**GOAL OF THE EXERCISE**
Print the entries that appear below, exactly as written and without their pictures.

----- EXTRACTED ENTRIES -----

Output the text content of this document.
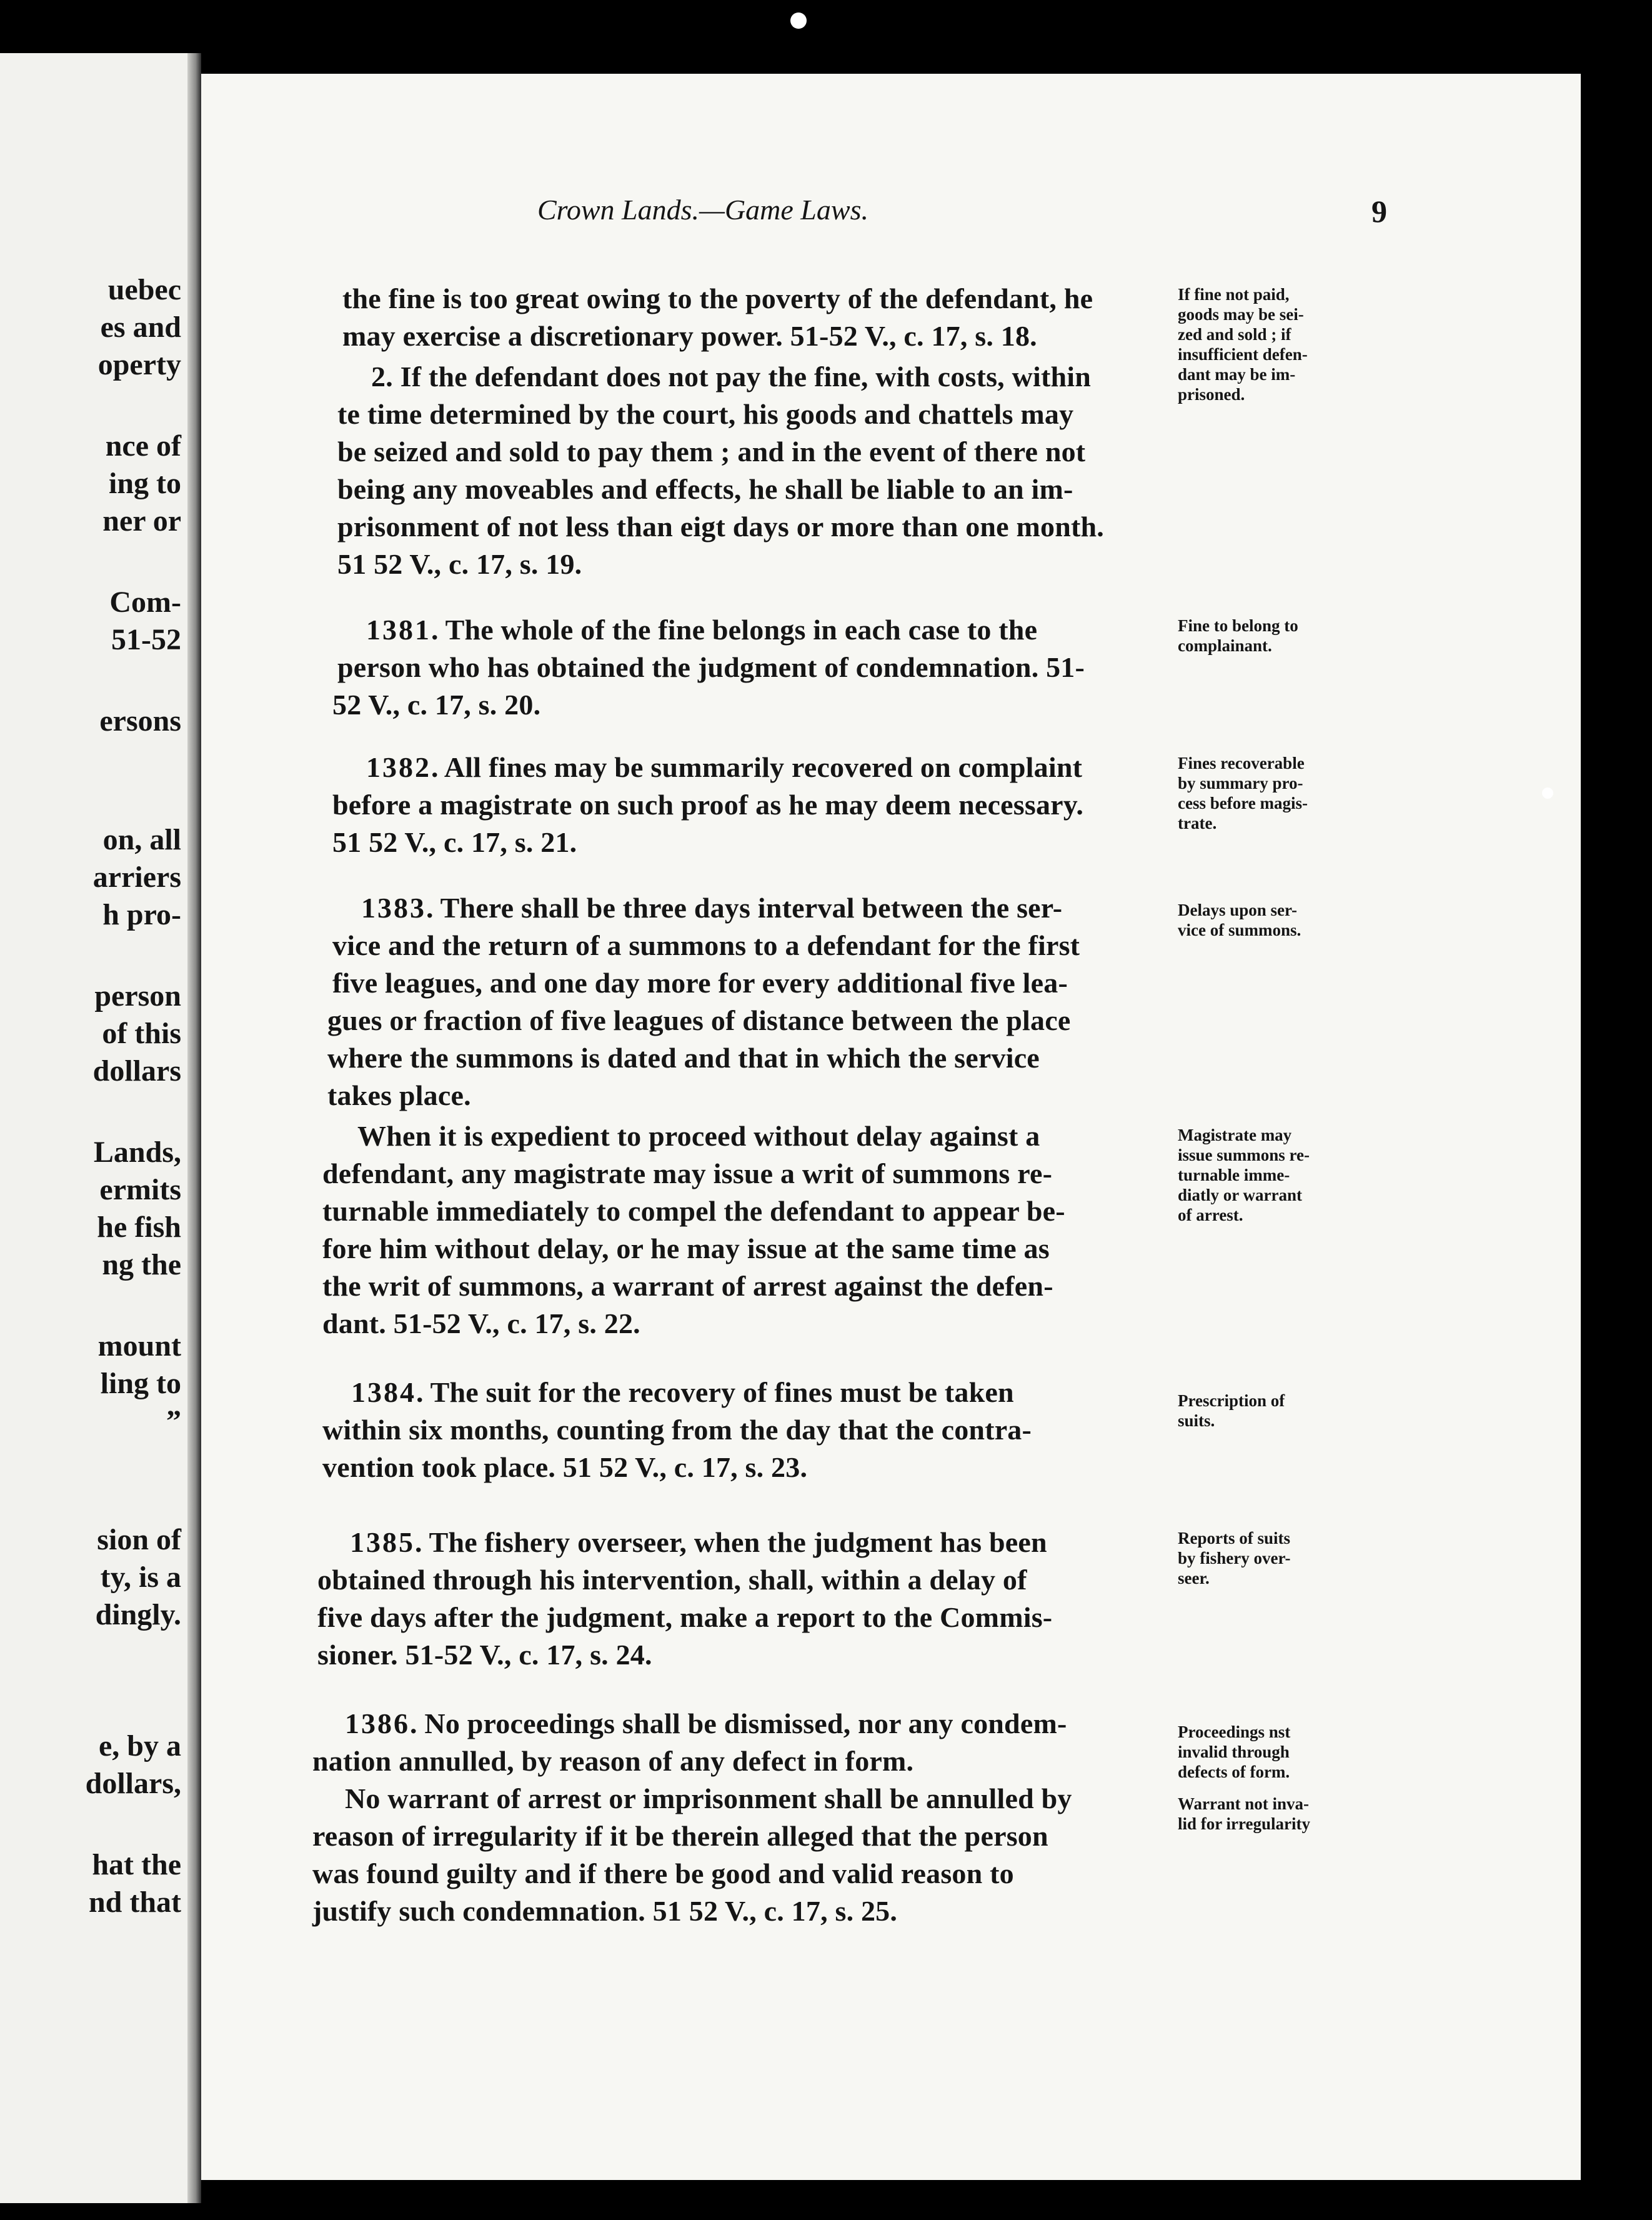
uebec
es and
operty
nce of
ing to
ner or
Com-
51-52
ersons
on, all
arriers
h pro-
person
of this
dollars
Lands,
ermits
he fish
ng the
mount
ling to
”
sion of
ty, is a
dingly.
e, by a
dollars,
hat the
nd that
Crown Lands.—Game Laws.	9
the fine is too great owing to the poverty of the defendant, he
may exercise a discretionary power. 51-52 V., c. 17, s. 18.
2. If the defendant does not pay the fine, with costs, within
te time determined by the court, his goods and chattels may
be seized and sold to pay them ; and in the event of there not
being any moveables and effects, he shall be liable to an im-
prisonment of not less than eigt days or more than one month.
51 52 V., c. 17, s. 19.
1381. The whole of the fine belongs in each case to the
person who has obtained the judgment of condemnation. 51-
52 V., c. 17, s. 20.
1382. All fines may be summarily recovered on complaint
before a magistrate on such proof as he may deem necessary.
51 52 V., c. 17, s. 21.
1383. There shall be three days interval between the ser-
vice and the return of a summons to a defendant for the first
five leagues, and one day more for every additional five lea-
gues or fraction of five leagues of distance between the place
where the summons is dated and that in which the service
takes place.
When it is expedient to proceed without delay against a
defendant, any magistrate may issue a writ of summons re-
turnable immediately to compel the defendant to appear be-
fore him without delay, or he may issue at the same time as
the writ of summons, a warrant of arrest against the defen-
dant. 51-52 V., c. 17, s. 22.
1384. The suit for the recovery of fines must be taken
within six months, counting from the day that the contra-
vention took place. 51 52 V., c. 17, s. 23.
1385. The fishery overseer, when the judgment has been
obtained through his intervention, shall, within a delay of
five days after the judgment, make a report to the Commis-
sioner. 51-52 V., c. 17, s. 24.
1386. No proceedings shall be dismissed, nor any condem-
nation annulled, by reason of any defect in form.
No warrant of arrest or imprisonment shall be annulled by
reason of irregularity if it be therein alleged that the person
was found guilty and if there be good and valid reason to
justify such condemnation. 51 52 V., c. 17, s. 25.
If fine not paid,
goods may be sei-
zed and sold ; if
insufficient defen-
dant may be im-
prisoned.
Fine to belong to
complainant.
Fines recoverable
by summary pro-
cess before magis-
trate.
Delays upon ser-
vice of summons.
Magistrate may
issue summons re-
turnable imme-
diatly or warrant
of arrest.
Prescription of
suits.
Reports of suits
by fishery over-
seer.
Proceedings nst
invalid through
defects of form.
Warrant not inva-
lid for irregularity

-----

**RESULT FOR THIS EXERCISE**
Output the text content of this document.
uebec
es and
operty
nce of
ing to
ner or
Com-
51-52
ersons
on, all
arriers
h pro-
person
of this
dollars
Lands,
ermits
he fish
ng the
mount
ling to
”
sion of
ty, is a
dingly.
e, by a
dollars,
hat the
nd that
Crown Lands.—Game Laws.	9
the fine is too great owing to the poverty of the defendant, he
may exercise a discretionary power. 51-52 V., c. 17, s. 18.
2. If the defendant does not pay the fine, with costs, within
te time determined by the court, his goods and chattels may
be seized and sold to pay them ; and in the event of there not
being any moveables and effects, he shall be liable to an im-
prisonment of not less than eigt days or more than one month.
51 52 V., c. 17, s. 19.
1381. The whole of the fine belongs in each case to the
person who has obtained the judgment of condemnation. 51-
52 V., c. 17, s. 20.
1382. All fines may be summarily recovered on complaint
before a magistrate on such proof as he may deem necessary.
51 52 V., c. 17, s. 21.
1383. There shall be three days interval between the ser-
vice and the return of a summons to a defendant for the first
five leagues, and one day more for every additional five lea-
gues or fraction of five leagues of distance between the place
where the summons is dated and that in which the service
takes place.
When it is expedient to proceed without delay against a
defendant, any magistrate may issue a writ of summons re-
turnable immediately to compel the defendant to appear be-
fore him without delay, or he may issue at the same time as
the writ of summons, a warrant of arrest against the defen-
dant. 51-52 V., c. 17, s. 22.
1384. The suit for the recovery of fines must be taken
within six months, counting from the day that the contra-
vention took place. 51 52 V., c. 17, s. 23.
1385. The fishery overseer, when the judgment has been
obtained through his intervention, shall, within a delay of
five days after the judgment, make a report to the Commis-
sioner. 51-52 V., c. 17, s. 24.
1386. No proceedings shall be dismissed, nor any condem-
nation annulled, by reason of any defect in form.
No warrant of arrest or imprisonment shall be annulled by
reason of irregularity if it be therein alleged that the person
was found guilty and if there be good and valid reason to
justify such condemnation. 51 52 V., c. 17, s. 25.
If fine not paid,
goods may be sei-
zed and sold ; if
insufficient defen-
dant may be im-
prisoned.
Fine to belong to
complainant.
Fines recoverable
by summary pro-
cess before magis-
trate.
Delays upon ser-
vice of summons.
Magistrate may
issue summons re-
turnable imme-
diatly or warrant
of arrest.
Prescription of
suits.
Reports of suits
by fishery over-
seer.
Proceedings nst
invalid through
defects of form.
Warrant not inva-
lid for irregularity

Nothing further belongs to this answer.